Comb through the entries for "fieur" and pull out each line that holds it.

[Start LISTED RECORDS]

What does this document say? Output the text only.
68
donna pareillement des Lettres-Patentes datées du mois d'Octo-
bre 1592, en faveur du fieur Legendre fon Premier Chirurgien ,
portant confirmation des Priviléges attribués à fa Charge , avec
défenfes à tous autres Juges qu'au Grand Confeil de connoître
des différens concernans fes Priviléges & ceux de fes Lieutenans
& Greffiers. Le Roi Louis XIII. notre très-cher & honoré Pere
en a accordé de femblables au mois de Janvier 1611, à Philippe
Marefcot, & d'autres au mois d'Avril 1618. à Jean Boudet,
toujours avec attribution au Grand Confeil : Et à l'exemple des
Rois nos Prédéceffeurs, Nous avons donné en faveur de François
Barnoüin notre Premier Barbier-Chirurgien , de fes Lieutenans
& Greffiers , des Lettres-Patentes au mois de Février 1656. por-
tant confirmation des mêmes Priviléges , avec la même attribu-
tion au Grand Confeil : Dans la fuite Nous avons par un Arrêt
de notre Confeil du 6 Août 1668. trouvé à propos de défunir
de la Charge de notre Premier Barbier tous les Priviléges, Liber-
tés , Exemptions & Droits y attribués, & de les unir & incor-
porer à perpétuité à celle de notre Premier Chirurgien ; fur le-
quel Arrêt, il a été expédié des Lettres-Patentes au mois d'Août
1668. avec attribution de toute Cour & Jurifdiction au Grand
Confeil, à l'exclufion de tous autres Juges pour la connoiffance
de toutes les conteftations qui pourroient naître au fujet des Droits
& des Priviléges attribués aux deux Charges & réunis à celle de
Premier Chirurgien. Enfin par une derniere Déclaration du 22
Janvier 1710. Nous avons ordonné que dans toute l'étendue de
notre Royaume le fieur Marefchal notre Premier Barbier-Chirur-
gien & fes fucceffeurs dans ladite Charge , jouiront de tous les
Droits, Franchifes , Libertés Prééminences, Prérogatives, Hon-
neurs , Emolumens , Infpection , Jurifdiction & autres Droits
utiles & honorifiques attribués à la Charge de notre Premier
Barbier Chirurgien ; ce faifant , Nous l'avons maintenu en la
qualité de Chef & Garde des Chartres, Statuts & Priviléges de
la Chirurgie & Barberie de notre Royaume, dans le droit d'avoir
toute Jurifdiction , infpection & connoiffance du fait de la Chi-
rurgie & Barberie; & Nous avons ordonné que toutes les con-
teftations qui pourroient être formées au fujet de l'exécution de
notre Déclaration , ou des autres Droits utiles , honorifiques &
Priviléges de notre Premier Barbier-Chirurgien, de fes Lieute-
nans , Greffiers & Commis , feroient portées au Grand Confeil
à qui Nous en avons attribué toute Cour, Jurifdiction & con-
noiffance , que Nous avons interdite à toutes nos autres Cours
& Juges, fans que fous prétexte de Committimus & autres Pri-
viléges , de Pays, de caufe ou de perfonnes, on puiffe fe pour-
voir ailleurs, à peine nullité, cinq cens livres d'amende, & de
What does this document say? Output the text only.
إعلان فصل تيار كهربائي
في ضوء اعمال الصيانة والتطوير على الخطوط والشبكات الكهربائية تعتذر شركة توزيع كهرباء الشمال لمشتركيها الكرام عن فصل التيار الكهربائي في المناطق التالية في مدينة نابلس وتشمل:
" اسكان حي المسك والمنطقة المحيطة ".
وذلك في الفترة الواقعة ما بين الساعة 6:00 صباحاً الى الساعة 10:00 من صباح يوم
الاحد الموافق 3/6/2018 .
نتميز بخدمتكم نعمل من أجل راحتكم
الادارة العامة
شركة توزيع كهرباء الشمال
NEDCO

[End LISTED RECORDS]

* **FINAL ANSWER**:
bre 1592, en faveur du fieur Legendre fon Premier Chirurgien ,
notre Royaume le fieur Marefchal notre Premier Barbier-Chirur-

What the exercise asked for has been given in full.